▸ **What is being asked**
Can you transcribe every line exactly and leave the pictures behind?

▸ **Data for this exercise**
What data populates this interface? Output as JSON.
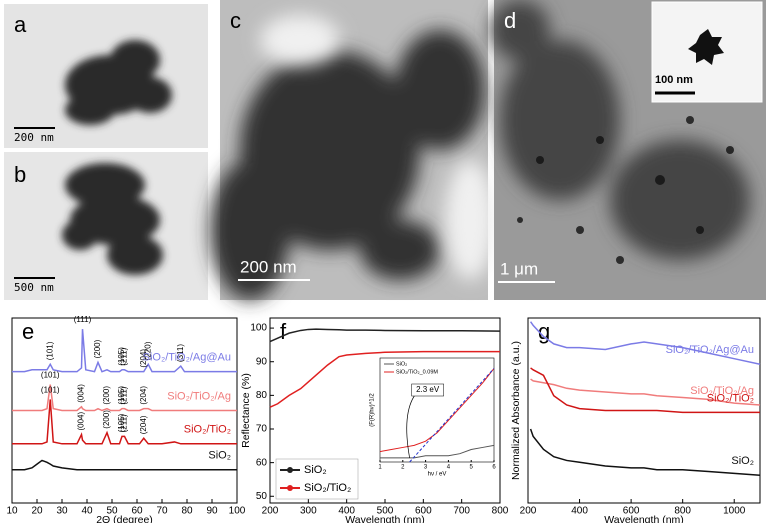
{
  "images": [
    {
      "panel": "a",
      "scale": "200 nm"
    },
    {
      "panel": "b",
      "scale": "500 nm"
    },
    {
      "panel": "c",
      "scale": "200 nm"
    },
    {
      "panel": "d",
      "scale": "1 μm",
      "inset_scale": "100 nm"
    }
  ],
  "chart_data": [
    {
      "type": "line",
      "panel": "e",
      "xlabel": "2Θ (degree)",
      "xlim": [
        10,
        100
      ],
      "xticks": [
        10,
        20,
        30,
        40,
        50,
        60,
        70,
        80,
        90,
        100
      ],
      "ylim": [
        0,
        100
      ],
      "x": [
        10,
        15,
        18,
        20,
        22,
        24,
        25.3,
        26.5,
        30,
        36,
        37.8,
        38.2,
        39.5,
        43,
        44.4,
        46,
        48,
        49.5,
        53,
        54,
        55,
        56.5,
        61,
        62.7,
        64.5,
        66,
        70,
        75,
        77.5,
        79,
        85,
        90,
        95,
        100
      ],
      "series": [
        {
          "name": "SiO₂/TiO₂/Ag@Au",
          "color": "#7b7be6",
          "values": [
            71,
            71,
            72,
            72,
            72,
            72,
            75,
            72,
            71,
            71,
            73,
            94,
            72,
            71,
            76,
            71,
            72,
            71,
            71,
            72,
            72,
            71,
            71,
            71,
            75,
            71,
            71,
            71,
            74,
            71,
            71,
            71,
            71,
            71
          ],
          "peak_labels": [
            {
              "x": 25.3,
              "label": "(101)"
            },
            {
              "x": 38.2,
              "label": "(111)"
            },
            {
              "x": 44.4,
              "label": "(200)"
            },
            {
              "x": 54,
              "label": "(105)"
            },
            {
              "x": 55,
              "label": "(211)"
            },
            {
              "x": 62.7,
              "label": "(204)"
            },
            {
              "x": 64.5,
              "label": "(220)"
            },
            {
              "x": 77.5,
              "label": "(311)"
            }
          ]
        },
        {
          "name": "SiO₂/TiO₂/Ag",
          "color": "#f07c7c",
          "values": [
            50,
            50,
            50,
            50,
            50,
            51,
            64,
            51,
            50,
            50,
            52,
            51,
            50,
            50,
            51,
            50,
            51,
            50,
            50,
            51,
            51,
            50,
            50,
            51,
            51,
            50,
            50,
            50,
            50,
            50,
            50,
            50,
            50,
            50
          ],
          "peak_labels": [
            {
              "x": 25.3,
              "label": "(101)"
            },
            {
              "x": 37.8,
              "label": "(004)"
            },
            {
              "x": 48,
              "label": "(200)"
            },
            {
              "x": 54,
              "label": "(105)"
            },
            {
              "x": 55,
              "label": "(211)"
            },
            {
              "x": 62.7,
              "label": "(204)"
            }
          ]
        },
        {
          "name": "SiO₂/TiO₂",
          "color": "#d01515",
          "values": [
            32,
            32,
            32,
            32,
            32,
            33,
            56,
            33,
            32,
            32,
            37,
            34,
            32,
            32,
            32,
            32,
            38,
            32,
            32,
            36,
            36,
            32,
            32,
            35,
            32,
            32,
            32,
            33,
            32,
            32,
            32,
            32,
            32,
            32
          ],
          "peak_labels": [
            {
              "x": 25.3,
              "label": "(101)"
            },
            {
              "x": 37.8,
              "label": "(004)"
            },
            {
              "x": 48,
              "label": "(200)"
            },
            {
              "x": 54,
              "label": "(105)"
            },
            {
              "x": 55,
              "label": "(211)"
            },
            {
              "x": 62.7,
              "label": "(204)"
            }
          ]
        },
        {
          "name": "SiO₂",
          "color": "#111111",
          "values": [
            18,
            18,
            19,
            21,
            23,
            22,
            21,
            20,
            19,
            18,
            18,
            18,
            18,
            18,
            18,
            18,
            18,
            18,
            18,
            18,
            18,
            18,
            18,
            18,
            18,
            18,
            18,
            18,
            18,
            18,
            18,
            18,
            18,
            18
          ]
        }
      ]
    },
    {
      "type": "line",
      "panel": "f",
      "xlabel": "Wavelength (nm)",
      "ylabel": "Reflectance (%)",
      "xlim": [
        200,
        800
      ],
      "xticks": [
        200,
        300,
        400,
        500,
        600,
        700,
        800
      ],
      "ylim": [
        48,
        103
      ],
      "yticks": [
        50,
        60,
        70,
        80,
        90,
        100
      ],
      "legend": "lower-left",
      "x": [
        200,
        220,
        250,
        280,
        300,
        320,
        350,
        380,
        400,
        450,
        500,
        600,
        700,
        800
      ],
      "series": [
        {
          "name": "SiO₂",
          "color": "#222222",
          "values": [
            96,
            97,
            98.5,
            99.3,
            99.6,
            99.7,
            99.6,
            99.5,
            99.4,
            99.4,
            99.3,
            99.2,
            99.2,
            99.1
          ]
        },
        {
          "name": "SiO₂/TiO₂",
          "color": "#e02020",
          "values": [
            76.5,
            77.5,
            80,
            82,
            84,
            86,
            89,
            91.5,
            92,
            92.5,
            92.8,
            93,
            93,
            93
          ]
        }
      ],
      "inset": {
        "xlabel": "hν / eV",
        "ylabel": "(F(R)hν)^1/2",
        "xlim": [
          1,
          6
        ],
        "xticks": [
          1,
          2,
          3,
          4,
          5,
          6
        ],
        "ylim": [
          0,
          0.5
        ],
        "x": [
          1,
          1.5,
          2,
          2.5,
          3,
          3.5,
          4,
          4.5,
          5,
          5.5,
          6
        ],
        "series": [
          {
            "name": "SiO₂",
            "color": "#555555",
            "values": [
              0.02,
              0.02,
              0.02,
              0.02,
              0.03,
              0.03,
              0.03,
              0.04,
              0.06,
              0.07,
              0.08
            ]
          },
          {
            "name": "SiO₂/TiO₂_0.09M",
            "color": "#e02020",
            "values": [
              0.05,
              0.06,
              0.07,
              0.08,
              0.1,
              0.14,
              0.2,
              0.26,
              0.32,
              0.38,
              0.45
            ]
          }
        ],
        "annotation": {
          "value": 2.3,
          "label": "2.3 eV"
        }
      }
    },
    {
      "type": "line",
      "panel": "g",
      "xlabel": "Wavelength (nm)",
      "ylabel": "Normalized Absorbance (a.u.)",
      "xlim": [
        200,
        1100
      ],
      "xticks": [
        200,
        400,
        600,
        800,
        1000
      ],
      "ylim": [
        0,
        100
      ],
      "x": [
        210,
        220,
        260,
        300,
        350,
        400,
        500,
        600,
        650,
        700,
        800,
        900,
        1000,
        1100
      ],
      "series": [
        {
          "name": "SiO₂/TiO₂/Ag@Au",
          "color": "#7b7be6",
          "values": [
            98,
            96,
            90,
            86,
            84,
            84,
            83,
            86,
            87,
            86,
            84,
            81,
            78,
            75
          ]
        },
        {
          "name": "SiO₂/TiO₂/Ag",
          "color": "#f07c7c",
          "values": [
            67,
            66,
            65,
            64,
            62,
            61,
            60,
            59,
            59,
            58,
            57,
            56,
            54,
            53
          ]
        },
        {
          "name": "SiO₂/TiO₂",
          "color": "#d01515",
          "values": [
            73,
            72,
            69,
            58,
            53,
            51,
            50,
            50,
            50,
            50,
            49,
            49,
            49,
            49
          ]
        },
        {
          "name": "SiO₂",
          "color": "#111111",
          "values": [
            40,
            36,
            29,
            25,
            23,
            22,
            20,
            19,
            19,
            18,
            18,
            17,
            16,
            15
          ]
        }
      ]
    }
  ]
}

▸ **Reply**
What data populates this interface? Output as JSON.
{
  "images": [
    {
      "panel": "a",
      "scale": "200 nm"
    },
    {
      "panel": "b",
      "scale": "500 nm"
    },
    {
      "panel": "c",
      "scale": "200 nm"
    },
    {
      "panel": "d",
      "scale": "1 μm",
      "inset_scale": "100 nm"
    }
  ],
  "chart_data": [
    {
      "type": "line",
      "panel": "e",
      "xlabel": "2Θ (degree)",
      "xlim": [
        10,
        100
      ],
      "xticks": [
        10,
        20,
        30,
        40,
        50,
        60,
        70,
        80,
        90,
        100
      ],
      "ylim": [
        0,
        100
      ],
      "x": [
        10,
        15,
        18,
        20,
        22,
        24,
        25.3,
        26.5,
        30,
        36,
        37.8,
        38.2,
        39.5,
        43,
        44.4,
        46,
        48,
        49.5,
        53,
        54,
        55,
        56.5,
        61,
        62.7,
        64.5,
        66,
        70,
        75,
        77.5,
        79,
        85,
        90,
        95,
        100
      ],
      "series": [
        {
          "name": "SiO₂/TiO₂/Ag@Au",
          "color": "#7b7be6",
          "values": [
            71,
            71,
            72,
            72,
            72,
            72,
            75,
            72,
            71,
            71,
            73,
            94,
            72,
            71,
            76,
            71,
            72,
            71,
            71,
            72,
            72,
            71,
            71,
            71,
            75,
            71,
            71,
            71,
            74,
            71,
            71,
            71,
            71,
            71
          ],
          "peak_labels": [
            {
              "x": 25.3,
              "label": "(101)"
            },
            {
              "x": 38.2,
              "label": "(111)"
            },
            {
              "x": 44.4,
              "label": "(200)"
            },
            {
              "x": 54,
              "label": "(105)"
            },
            {
              "x": 55,
              "label": "(211)"
            },
            {
              "x": 62.7,
              "label": "(204)"
            },
            {
              "x": 64.5,
              "label": "(220)"
            },
            {
              "x": 77.5,
              "label": "(311)"
            }
          ]
        },
        {
          "name": "SiO₂/TiO₂/Ag",
          "color": "#f07c7c",
          "values": [
            50,
            50,
            50,
            50,
            50,
            51,
            64,
            51,
            50,
            50,
            52,
            51,
            50,
            50,
            51,
            50,
            51,
            50,
            50,
            51,
            51,
            50,
            50,
            51,
            51,
            50,
            50,
            50,
            50,
            50,
            50,
            50,
            50,
            50
          ],
          "peak_labels": [
            {
              "x": 25.3,
              "label": "(101)"
            },
            {
              "x": 37.8,
              "label": "(004)"
            },
            {
              "x": 48,
              "label": "(200)"
            },
            {
              "x": 54,
              "label": "(105)"
            },
            {
              "x": 55,
              "label": "(211)"
            },
            {
              "x": 62.7,
              "label": "(204)"
            }
          ]
        },
        {
          "name": "SiO₂/TiO₂",
          "color": "#d01515",
          "values": [
            32,
            32,
            32,
            32,
            32,
            33,
            56,
            33,
            32,
            32,
            37,
            34,
            32,
            32,
            32,
            32,
            38,
            32,
            32,
            36,
            36,
            32,
            32,
            35,
            32,
            32,
            32,
            33,
            32,
            32,
            32,
            32,
            32,
            32
          ],
          "peak_labels": [
            {
              "x": 25.3,
              "label": "(101)"
            },
            {
              "x": 37.8,
              "label": "(004)"
            },
            {
              "x": 48,
              "label": "(200)"
            },
            {
              "x": 54,
              "label": "(105)"
            },
            {
              "x": 55,
              "label": "(211)"
            },
            {
              "x": 62.7,
              "label": "(204)"
            }
          ]
        },
        {
          "name": "SiO₂",
          "color": "#111111",
          "values": [
            18,
            18,
            19,
            21,
            23,
            22,
            21,
            20,
            19,
            18,
            18,
            18,
            18,
            18,
            18,
            18,
            18,
            18,
            18,
            18,
            18,
            18,
            18,
            18,
            18,
            18,
            18,
            18,
            18,
            18,
            18,
            18,
            18,
            18
          ]
        }
      ]
    },
    {
      "type": "line",
      "panel": "f",
      "xlabel": "Wavelength (nm)",
      "ylabel": "Reflectance (%)",
      "xlim": [
        200,
        800
      ],
      "xticks": [
        200,
        300,
        400,
        500,
        600,
        700,
        800
      ],
      "ylim": [
        48,
        103
      ],
      "yticks": [
        50,
        60,
        70,
        80,
        90,
        100
      ],
      "legend": "lower-left",
      "x": [
        200,
        220,
        250,
        280,
        300,
        320,
        350,
        380,
        400,
        450,
        500,
        600,
        700,
        800
      ],
      "series": [
        {
          "name": "SiO₂",
          "color": "#222222",
          "values": [
            96,
            97,
            98.5,
            99.3,
            99.6,
            99.7,
            99.6,
            99.5,
            99.4,
            99.4,
            99.3,
            99.2,
            99.2,
            99.1
          ]
        },
        {
          "name": "SiO₂/TiO₂",
          "color": "#e02020",
          "values": [
            76.5,
            77.5,
            80,
            82,
            84,
            86,
            89,
            91.5,
            92,
            92.5,
            92.8,
            93,
            93,
            93
          ]
        }
      ],
      "inset": {
        "xlabel": "hν / eV",
        "ylabel": "(F(R)hν)^1/2",
        "xlim": [
          1,
          6
        ],
        "xticks": [
          1,
          2,
          3,
          4,
          5,
          6
        ],
        "ylim": [
          0,
          0.5
        ],
        "x": [
          1,
          1.5,
          2,
          2.5,
          3,
          3.5,
          4,
          4.5,
          5,
          5.5,
          6
        ],
        "series": [
          {
            "name": "SiO₂",
            "color": "#555555",
            "values": [
              0.02,
              0.02,
              0.02,
              0.02,
              0.03,
              0.03,
              0.03,
              0.04,
              0.06,
              0.07,
              0.08
            ]
          },
          {
            "name": "SiO₂/TiO₂_0.09M",
            "color": "#e02020",
            "values": [
              0.05,
              0.06,
              0.07,
              0.08,
              0.1,
              0.14,
              0.2,
              0.26,
              0.32,
              0.38,
              0.45
            ]
          }
        ],
        "annotation": {
          "value": 2.3,
          "label": "2.3 eV"
        }
      }
    },
    {
      "type": "line",
      "panel": "g",
      "xlabel": "Wavelength (nm)",
      "ylabel": "Normalized Absorbance (a.u.)",
      "xlim": [
        200,
        1100
      ],
      "xticks": [
        200,
        400,
        600,
        800,
        1000
      ],
      "ylim": [
        0,
        100
      ],
      "x": [
        210,
        220,
        260,
        300,
        350,
        400,
        500,
        600,
        650,
        700,
        800,
        900,
        1000,
        1100
      ],
      "series": [
        {
          "name": "SiO₂/TiO₂/Ag@Au",
          "color": "#7b7be6",
          "values": [
            98,
            96,
            90,
            86,
            84,
            84,
            83,
            86,
            87,
            86,
            84,
            81,
            78,
            75
          ]
        },
        {
          "name": "SiO₂/TiO₂/Ag",
          "color": "#f07c7c",
          "values": [
            67,
            66,
            65,
            64,
            62,
            61,
            60,
            59,
            59,
            58,
            57,
            56,
            54,
            53
          ]
        },
        {
          "name": "SiO₂/TiO₂",
          "color": "#d01515",
          "values": [
            73,
            72,
            69,
            58,
            53,
            51,
            50,
            50,
            50,
            50,
            49,
            49,
            49,
            49
          ]
        },
        {
          "name": "SiO₂",
          "color": "#111111",
          "values": [
            40,
            36,
            29,
            25,
            23,
            22,
            20,
            19,
            19,
            18,
            18,
            17,
            16,
            15
          ]
        }
      ]
    }
  ]
}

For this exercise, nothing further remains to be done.